Tell how many lines have the string "this" in them, and write nothing besides the number.

Data extracted from a collection:

○ ○ ○ ○ ○

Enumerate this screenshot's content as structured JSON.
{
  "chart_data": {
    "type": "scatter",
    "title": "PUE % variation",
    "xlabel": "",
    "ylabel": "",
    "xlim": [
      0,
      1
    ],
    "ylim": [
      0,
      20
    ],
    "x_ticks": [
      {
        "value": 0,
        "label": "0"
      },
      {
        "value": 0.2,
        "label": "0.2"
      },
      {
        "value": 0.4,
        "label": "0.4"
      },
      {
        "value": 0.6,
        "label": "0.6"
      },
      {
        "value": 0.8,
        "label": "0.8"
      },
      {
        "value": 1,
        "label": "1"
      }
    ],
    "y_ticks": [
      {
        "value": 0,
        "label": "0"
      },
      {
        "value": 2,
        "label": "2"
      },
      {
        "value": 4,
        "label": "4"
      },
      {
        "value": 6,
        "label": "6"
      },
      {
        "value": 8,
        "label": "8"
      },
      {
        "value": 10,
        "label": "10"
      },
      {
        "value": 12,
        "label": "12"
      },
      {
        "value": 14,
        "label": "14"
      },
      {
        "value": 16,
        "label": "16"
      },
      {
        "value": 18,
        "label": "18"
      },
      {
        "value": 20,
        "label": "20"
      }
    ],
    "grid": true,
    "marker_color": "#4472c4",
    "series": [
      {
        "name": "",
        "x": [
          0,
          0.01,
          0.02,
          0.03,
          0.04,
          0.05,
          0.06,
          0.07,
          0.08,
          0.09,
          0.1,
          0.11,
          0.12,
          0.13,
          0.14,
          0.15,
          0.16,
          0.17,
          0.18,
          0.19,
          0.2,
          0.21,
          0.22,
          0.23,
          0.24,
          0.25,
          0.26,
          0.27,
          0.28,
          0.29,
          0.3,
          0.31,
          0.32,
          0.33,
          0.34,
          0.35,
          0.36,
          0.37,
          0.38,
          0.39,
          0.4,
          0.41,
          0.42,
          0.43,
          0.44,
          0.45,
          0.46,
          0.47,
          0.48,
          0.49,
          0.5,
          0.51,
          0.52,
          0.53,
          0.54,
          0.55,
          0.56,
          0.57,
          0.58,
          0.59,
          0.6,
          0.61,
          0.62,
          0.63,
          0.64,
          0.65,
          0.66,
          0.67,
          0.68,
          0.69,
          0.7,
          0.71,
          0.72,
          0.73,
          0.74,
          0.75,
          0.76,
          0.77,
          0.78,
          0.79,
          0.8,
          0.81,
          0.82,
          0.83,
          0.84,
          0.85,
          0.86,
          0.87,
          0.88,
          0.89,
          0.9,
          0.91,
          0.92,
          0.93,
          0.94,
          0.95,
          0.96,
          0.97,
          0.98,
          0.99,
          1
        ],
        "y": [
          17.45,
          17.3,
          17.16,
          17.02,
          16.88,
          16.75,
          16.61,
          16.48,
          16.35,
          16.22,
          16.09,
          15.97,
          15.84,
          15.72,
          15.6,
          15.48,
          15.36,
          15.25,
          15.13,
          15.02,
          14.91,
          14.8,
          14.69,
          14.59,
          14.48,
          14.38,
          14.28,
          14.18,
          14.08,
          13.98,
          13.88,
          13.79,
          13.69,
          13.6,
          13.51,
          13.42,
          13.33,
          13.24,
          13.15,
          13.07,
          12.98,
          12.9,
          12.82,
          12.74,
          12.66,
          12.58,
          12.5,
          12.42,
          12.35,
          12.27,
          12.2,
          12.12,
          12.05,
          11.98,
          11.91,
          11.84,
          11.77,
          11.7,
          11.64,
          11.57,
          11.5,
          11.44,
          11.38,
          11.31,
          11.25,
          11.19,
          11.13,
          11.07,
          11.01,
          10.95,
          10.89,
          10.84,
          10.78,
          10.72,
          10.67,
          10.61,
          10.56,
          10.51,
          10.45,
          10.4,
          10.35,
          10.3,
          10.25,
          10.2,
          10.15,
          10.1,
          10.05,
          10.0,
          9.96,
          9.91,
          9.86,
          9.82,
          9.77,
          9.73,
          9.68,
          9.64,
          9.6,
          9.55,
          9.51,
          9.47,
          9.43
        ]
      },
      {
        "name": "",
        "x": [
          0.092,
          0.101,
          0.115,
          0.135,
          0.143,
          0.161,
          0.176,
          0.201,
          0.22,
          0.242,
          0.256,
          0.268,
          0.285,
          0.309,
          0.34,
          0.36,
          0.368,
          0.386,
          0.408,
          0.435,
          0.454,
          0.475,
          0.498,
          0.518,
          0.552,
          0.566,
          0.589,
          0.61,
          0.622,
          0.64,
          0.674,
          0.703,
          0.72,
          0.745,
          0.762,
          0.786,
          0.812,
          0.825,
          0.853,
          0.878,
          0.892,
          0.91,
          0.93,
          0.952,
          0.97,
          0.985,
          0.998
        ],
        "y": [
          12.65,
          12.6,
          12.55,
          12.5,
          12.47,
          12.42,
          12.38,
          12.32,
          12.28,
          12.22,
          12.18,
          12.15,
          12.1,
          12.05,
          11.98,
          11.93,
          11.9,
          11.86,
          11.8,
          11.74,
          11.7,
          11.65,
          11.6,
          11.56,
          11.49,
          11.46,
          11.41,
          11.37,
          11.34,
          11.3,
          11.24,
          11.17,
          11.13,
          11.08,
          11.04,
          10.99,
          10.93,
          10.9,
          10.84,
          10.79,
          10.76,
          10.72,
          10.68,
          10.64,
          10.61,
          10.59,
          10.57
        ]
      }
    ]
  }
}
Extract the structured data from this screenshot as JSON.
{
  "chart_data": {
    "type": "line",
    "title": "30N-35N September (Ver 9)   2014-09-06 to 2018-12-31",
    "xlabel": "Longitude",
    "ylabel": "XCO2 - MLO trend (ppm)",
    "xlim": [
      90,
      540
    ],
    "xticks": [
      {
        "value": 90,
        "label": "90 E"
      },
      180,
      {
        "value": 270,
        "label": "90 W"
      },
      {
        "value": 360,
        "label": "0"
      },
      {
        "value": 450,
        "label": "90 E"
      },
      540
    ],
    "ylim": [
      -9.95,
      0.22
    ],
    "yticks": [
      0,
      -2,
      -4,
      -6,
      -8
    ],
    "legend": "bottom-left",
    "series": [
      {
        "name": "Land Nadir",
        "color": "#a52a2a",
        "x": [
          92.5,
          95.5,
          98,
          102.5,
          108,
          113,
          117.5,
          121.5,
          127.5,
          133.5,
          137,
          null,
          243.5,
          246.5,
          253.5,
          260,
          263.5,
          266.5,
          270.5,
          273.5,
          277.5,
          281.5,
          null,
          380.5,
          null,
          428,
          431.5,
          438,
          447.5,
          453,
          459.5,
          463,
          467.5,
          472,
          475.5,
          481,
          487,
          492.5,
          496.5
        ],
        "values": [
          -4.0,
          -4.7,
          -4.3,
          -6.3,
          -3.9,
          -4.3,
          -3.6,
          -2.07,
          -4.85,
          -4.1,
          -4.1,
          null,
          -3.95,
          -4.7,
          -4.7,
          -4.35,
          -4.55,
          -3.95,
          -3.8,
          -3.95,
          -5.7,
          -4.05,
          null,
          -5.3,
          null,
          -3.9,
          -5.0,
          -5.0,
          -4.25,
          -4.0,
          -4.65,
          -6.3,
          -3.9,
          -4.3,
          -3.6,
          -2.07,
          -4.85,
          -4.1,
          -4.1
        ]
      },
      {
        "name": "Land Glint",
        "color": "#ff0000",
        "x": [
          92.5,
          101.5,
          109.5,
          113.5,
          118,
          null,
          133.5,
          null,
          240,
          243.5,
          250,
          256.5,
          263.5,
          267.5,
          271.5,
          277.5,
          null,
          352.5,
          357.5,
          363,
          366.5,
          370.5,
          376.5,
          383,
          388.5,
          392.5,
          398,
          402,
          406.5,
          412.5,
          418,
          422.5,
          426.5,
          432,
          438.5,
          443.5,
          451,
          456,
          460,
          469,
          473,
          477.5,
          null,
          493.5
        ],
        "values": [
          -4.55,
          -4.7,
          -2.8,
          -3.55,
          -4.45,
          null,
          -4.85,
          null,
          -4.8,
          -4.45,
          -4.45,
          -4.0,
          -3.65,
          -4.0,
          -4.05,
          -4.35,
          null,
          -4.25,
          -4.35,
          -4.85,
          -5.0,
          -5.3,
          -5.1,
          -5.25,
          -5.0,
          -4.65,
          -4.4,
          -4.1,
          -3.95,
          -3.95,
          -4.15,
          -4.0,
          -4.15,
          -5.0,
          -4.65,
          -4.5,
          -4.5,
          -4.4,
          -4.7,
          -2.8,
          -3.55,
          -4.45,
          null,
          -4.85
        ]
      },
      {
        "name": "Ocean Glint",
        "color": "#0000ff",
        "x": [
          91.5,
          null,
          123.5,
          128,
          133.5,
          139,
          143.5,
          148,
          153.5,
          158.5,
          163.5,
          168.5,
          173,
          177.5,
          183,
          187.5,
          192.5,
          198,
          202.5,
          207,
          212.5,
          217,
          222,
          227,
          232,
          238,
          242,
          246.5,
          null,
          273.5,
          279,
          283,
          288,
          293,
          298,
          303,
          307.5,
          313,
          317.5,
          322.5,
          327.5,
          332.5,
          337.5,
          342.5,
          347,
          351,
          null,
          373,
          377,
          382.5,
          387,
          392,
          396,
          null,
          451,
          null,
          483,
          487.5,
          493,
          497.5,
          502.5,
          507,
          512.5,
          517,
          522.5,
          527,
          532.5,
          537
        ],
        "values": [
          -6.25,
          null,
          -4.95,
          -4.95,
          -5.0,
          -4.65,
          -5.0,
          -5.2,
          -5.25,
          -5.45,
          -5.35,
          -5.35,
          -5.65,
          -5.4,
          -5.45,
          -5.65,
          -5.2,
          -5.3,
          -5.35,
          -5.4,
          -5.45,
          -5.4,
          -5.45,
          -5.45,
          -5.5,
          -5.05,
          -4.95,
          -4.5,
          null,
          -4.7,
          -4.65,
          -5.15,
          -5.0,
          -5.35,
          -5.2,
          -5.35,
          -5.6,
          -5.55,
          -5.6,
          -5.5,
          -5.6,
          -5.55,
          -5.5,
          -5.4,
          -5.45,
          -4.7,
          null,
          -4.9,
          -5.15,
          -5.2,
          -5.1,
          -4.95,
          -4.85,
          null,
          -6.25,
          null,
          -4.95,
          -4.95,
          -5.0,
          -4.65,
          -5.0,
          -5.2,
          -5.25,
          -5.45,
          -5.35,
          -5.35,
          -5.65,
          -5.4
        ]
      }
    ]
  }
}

○ ○ ○ ○ ○

*EXPECTED ANSWER*: 2